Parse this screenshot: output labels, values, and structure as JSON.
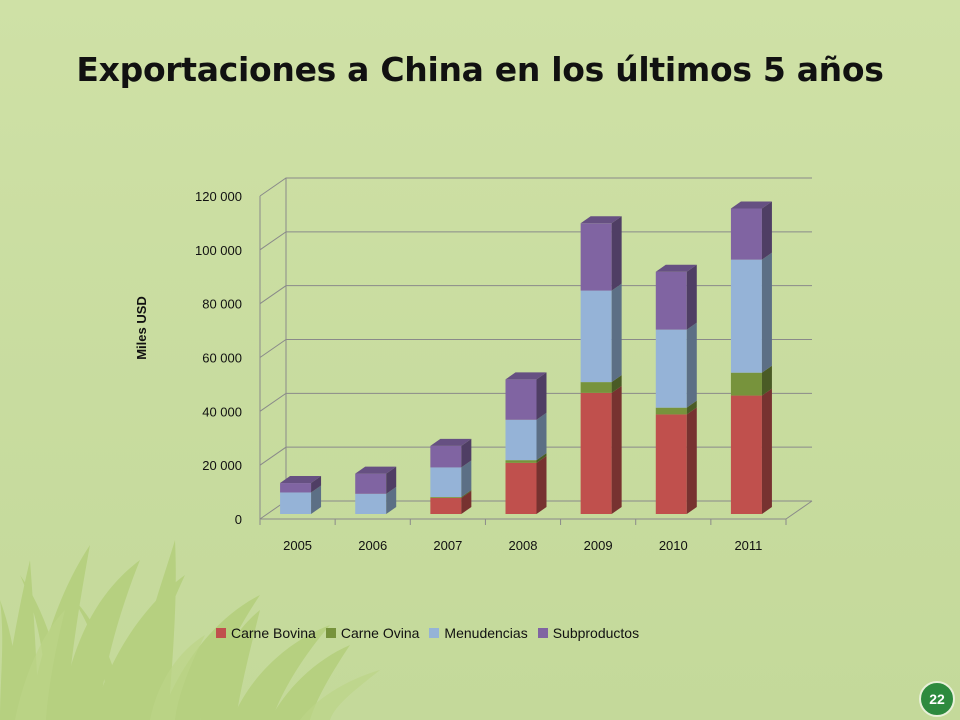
{
  "slide": {
    "title": "Exportaciones a China en los últimos 5 años",
    "page_number": "22",
    "colors": {
      "background": "#cadea0",
      "badge": "#2d8a3e",
      "grass": "#b4cf7c"
    }
  },
  "chart_data": {
    "type": "bar",
    "stacked": true,
    "three_d": true,
    "title": "",
    "xlabel": "",
    "ylabel": "Miles USD",
    "ylim": [
      0,
      120000
    ],
    "yticks": [
      0,
      20000,
      40000,
      60000,
      80000,
      100000,
      120000
    ],
    "ytick_labels": [
      "0",
      "20 000",
      "40 000",
      "60 000",
      "80 000",
      "100 000",
      "120 000"
    ],
    "grid": true,
    "legend_position": "bottom",
    "categories": [
      "2005",
      "2006",
      "2007",
      "2008",
      "2009",
      "2010",
      "2011"
    ],
    "series": [
      {
        "name": "Carne Bovina",
        "color": "#c0504d",
        "values": [
          0,
          0,
          6000,
          19000,
          45000,
          37000,
          44000
        ]
      },
      {
        "name": "Carne Ovina",
        "color": "#77933c",
        "values": [
          0,
          0,
          300,
          1000,
          4000,
          2500,
          8500
        ]
      },
      {
        "name": "Menudencias",
        "color": "#95b3d7",
        "values": [
          8000,
          7500,
          11000,
          15000,
          34000,
          29000,
          42000
        ]
      },
      {
        "name": "Subproductos",
        "color": "#8064a2",
        "values": [
          3500,
          7500,
          8000,
          15000,
          25000,
          21500,
          19000
        ]
      }
    ]
  }
}
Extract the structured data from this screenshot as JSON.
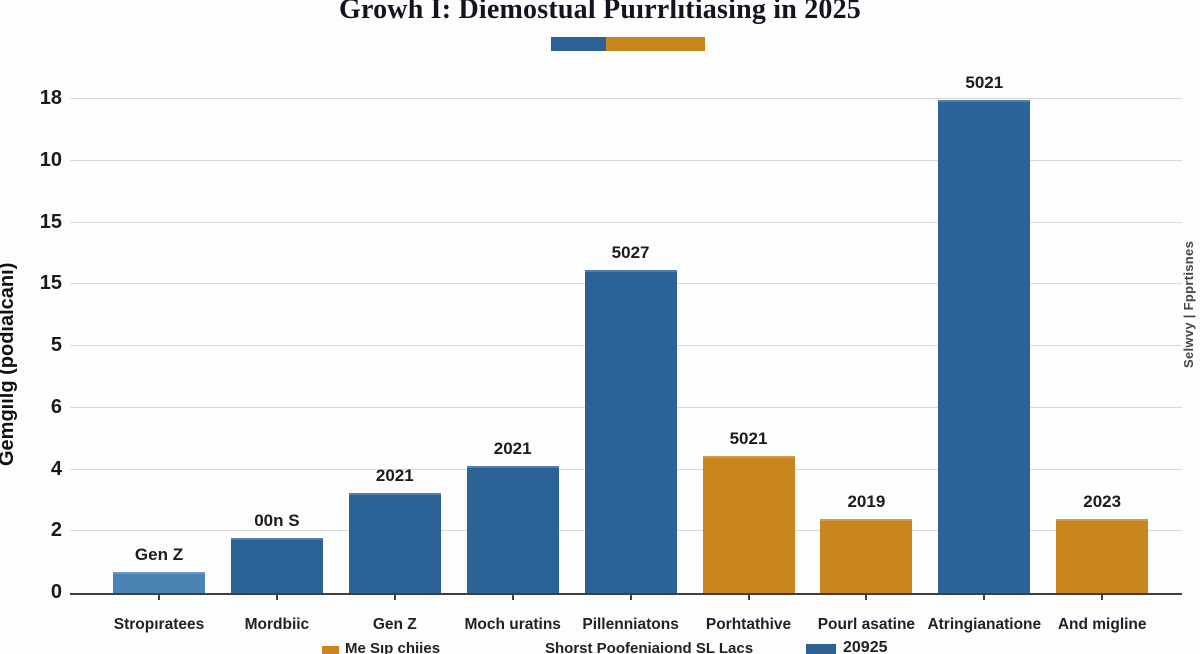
{
  "title": "Growh I: Diemostual Puırrlıtiasing in 2025",
  "colors": {
    "blue": "#2b6396",
    "light_blue": "#4a84b5",
    "orange": "#c9861f",
    "gridline": "#d8d8d8",
    "axis": "#3f3f3f"
  },
  "top_legend": {
    "blue_swatch_color": "#2b6396",
    "orange_swatch_color": "#c9861f",
    "blue_width": 55,
    "orange_width": 99
  },
  "y_axis": {
    "label": "Gemgiilg (podialcani)",
    "tick_labels_top_to_bottom": [
      "18",
      "10",
      "15",
      "15",
      "5",
      "6",
      "4",
      "2",
      "0"
    ]
  },
  "right_axis_label": "Selwvy | Fpprtisnes",
  "bottom_legend": {
    "orange_label": "Me Sıp chiies",
    "center_label": "Shorst Poofeniaiond SL Lacs",
    "blue_label": "20925"
  },
  "chart_data": {
    "type": "bar",
    "title": "Growh I: Diemostual Puırrlıtiasing in 2025",
    "categories": [
      "Stropıratees",
      "Mordbiic",
      "Gen Z",
      "Moch uratins",
      "Pillenniatons",
      "Porhtathive",
      "Pourl asatine",
      "Atringianatione",
      "And migline"
    ],
    "series": [
      {
        "name": "bars",
        "values": [
          0.36,
          0.9,
          1.63,
          2.08,
          5.25,
          2.23,
          1.21,
          8.0,
          1.21
        ]
      }
    ],
    "bar_value_labels": [
      "Gen Z",
      "00n S",
      "2021",
      "2021",
      "5027",
      "5021",
      "2019",
      "5021",
      "2023"
    ],
    "bar_color_keys": [
      "light_blue",
      "blue",
      "blue",
      "blue",
      "blue",
      "orange",
      "orange",
      "blue",
      "orange"
    ],
    "xlabel": "",
    "ylabel": "Gemgiilg (podialcani)",
    "y_tick_labels_top_to_bottom": [
      "18",
      "10",
      "15",
      "15",
      "5",
      "6",
      "4",
      "2",
      "0"
    ],
    "ylim_units": [
      0,
      8
    ],
    "grid": "horizontal",
    "legend_position": "top-center",
    "note": "values are in evenly spaced gridline units; axis tick labels as printed are non-monotonic"
  }
}
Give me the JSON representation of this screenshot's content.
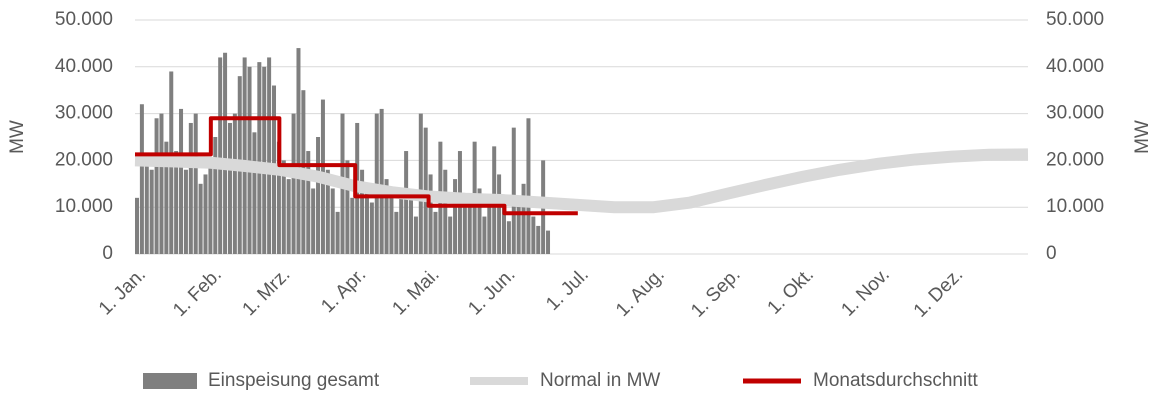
☆ ☆ ☆ ☆
## Direction
From the listing above, copy all lines holding the word "gridline".

## Written answer
    "gridline": "#d8d8d8",
    "note": "values are in evenly spaced gridline units; axis tick labels as printed are non-monotonic"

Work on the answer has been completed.